## [Set problem]
Copy all the material that follows, keeping every character the same.

------------------------------------------------------------------------

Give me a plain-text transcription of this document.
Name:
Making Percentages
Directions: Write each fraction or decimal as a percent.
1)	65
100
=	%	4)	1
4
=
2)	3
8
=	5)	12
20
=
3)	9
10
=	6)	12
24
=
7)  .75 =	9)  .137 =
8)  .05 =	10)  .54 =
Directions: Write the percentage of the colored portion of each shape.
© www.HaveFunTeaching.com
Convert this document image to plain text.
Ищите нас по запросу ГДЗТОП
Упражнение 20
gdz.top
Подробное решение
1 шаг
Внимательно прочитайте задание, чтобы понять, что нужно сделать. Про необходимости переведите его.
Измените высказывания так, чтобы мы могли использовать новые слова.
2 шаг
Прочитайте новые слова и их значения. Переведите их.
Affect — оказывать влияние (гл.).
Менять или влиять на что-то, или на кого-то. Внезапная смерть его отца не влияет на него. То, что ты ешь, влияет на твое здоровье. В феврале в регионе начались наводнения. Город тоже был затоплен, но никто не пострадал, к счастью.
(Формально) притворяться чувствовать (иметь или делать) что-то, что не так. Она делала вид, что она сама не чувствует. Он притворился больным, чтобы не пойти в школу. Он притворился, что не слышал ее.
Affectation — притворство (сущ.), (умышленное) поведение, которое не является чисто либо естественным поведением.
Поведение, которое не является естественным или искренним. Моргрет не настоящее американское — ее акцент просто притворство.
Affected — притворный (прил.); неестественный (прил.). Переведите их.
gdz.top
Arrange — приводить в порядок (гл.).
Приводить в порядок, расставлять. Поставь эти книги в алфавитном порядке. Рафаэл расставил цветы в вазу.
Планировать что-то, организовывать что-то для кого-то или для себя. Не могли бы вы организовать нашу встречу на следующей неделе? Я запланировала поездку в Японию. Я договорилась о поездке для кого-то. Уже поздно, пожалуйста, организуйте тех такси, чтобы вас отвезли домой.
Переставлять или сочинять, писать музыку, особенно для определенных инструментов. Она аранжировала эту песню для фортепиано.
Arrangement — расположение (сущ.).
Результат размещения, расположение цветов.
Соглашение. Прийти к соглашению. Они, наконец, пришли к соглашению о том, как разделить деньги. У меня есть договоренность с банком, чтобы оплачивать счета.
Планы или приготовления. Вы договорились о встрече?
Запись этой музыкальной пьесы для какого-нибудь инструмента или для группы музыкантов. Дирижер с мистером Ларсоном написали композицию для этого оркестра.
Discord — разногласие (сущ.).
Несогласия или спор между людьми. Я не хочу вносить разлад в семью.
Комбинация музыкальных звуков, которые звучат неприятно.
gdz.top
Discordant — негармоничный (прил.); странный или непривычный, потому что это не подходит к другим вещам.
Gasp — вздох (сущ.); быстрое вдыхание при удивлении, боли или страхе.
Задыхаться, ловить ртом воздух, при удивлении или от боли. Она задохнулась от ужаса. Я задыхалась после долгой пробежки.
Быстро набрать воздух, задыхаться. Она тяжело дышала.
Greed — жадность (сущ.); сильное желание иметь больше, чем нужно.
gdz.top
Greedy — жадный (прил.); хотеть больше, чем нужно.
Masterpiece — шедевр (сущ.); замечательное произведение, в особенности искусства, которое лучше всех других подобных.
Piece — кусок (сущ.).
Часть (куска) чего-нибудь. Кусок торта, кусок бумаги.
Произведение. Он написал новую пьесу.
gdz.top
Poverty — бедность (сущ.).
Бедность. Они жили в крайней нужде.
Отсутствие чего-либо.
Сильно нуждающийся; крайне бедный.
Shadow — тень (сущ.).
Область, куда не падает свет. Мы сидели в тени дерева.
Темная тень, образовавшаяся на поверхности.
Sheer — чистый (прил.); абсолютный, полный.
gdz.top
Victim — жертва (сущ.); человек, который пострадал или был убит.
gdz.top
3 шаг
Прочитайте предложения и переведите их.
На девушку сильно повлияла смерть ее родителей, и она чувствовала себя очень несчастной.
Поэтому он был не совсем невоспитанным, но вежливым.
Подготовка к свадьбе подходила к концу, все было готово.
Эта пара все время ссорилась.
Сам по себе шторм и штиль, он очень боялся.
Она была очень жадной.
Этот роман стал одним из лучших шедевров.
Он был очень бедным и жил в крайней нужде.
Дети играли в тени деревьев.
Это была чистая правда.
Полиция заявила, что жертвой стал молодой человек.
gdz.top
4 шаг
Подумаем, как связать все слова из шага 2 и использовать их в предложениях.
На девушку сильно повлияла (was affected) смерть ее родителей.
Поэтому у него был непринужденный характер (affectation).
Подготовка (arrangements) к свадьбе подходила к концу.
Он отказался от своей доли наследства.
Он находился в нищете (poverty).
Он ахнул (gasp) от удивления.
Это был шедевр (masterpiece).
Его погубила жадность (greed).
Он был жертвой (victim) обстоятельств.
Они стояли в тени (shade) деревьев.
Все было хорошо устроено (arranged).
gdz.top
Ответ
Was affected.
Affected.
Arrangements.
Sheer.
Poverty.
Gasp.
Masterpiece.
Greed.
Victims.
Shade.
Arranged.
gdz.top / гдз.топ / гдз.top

------------------------------------------------------------------------

## [Result of this task]
Give me a plain-text transcription of this document.
Name:
Making Percentages
Directions: Write each fraction or decimal as a percent.
1)	65
100
=	%	4)	1
4
=
2)	3
8
=	5)	12
20
=
3)	9
10
=	6)	12
24
=
7)  .75 =	9)  .137 =
8)  .05 =	10)  .54 =
Directions: Write the percentage of the colored portion of each shape.
© www.HaveFunTeaching.com
Convert this document image to plain text.
Ищите нас по запросу ГДЗТОП
Упражнение 20
gdz.top
Подробное решение
1 шаг
Внимательно прочитайте задание, чтобы понять, что нужно сделать. Про необходимости переведите его.
Измените высказывания так, чтобы мы могли использовать новые слова.
2 шаг
Прочитайте новые слова и их значения. Переведите их.
Affect — оказывать влияние (гл.).
Менять или влиять на что-то, или на кого-то. Внезапная смерть его отца не влияет на него. То, что ты ешь, влияет на твое здоровье. В феврале в регионе начались наводнения. Город тоже был затоплен, но никто не пострадал, к счастью.
(Формально) притворяться чувствовать (иметь или делать) что-то, что не так. Она делала вид, что она сама не чувствует. Он притворился больным, чтобы не пойти в школу. Он притворился, что не слышал ее.
Affectation — притворство (сущ.), (умышленное) поведение, которое не является чисто либо естественным поведением.
Поведение, которое не является естественным или искренним. Моргрет не настоящее американское — ее акцент просто притворство.
Affected — притворный (прил.); неестественный (прил.). Переведите их.
gdz.top
Arrange — приводить в порядок (гл.).
Приводить в порядок, расставлять. Поставь эти книги в алфавитном порядке. Рафаэл расставил цветы в вазу.
Планировать что-то, организовывать что-то для кого-то или для себя. Не могли бы вы организовать нашу встречу на следующей неделе? Я запланировала поездку в Японию. Я договорилась о поездке для кого-то. Уже поздно, пожалуйста, организуйте тех такси, чтобы вас отвезли домой.
Переставлять или сочинять, писать музыку, особенно для определенных инструментов. Она аранжировала эту песню для фортепиано.
Arrangement — расположение (сущ.).
Результат размещения, расположение цветов.
Соглашение. Прийти к соглашению. Они, наконец, пришли к соглашению о том, как разделить деньги. У меня есть договоренность с банком, чтобы оплачивать счета.
Планы или приготовления. Вы договорились о встрече?
Запись этой музыкальной пьесы для какого-нибудь инструмента или для группы музыкантов. Дирижер с мистером Ларсоном написали композицию для этого оркестра.
Discord — разногласие (сущ.).
Несогласия или спор между людьми. Я не хочу вносить разлад в семью.
Комбинация музыкальных звуков, которые звучат неприятно.
gdz.top
Discordant — негармоничный (прил.); странный или непривычный, потому что это не подходит к другим вещам.
Gasp — вздох (сущ.); быстрое вдыхание при удивлении, боли или страхе.
Задыхаться, ловить ртом воздух, при удивлении или от боли. Она задохнулась от ужаса. Я задыхалась после долгой пробежки.
Быстро набрать воздух, задыхаться. Она тяжело дышала.
Greed — жадность (сущ.); сильное желание иметь больше, чем нужно.
gdz.top
Greedy — жадный (прил.); хотеть больше, чем нужно.
Masterpiece — шедевр (сущ.); замечательное произведение, в особенности искусства, которое лучше всех других подобных.
Piece — кусок (сущ.).
Часть (куска) чего-нибудь. Кусок торта, кусок бумаги.
Произведение. Он написал новую пьесу.
gdz.top
Poverty — бедность (сущ.).
Бедность. Они жили в крайней нужде.
Отсутствие чего-либо.
Сильно нуждающийся; крайне бедный.
Shadow — тень (сущ.).
Область, куда не падает свет. Мы сидели в тени дерева.
Темная тень, образовавшаяся на поверхности.
Sheer — чистый (прил.); абсолютный, полный.
gdz.top
Victim — жертва (сущ.); человек, который пострадал или был убит.
gdz.top
3 шаг
Прочитайте предложения и переведите их.
На девушку сильно повлияла смерть ее родителей, и она чувствовала себя очень несчастной.
Поэтому он был не совсем невоспитанным, но вежливым.
Подготовка к свадьбе подходила к концу, все было готово.
Эта пара все время ссорилась.
Сам по себе шторм и штиль, он очень боялся.
Она была очень жадной.
Этот роман стал одним из лучших шедевров.
Он был очень бедным и жил в крайней нужде.
Дети играли в тени деревьев.
Это была чистая правда.
Полиция заявила, что жертвой стал молодой человек.
gdz.top
4 шаг
Подумаем, как связать все слова из шага 2 и использовать их в предложениях.
На девушку сильно повлияла (was affected) смерть ее родителей.
Поэтому у него был непринужденный характер (affectation).
Подготовка (arrangements) к свадьбе подходила к концу.
Он отказался от своей доли наследства.
Он находился в нищете (poverty).
Он ахнул (gasp) от удивления.
Это был шедевр (masterpiece).
Его погубила жадность (greed).
Он был жертвой (victim) обстоятельств.
Они стояли в тени (shade) деревьев.
Все было хорошо устроено (arranged).
gdz.top
Ответ
Was affected.
Affected.
Arrangements.
Sheer.
Poverty.
Gasp.
Masterpiece.
Greed.
Victims.
Shade.
Arranged.
gdz.top / гдз.топ / гдз.top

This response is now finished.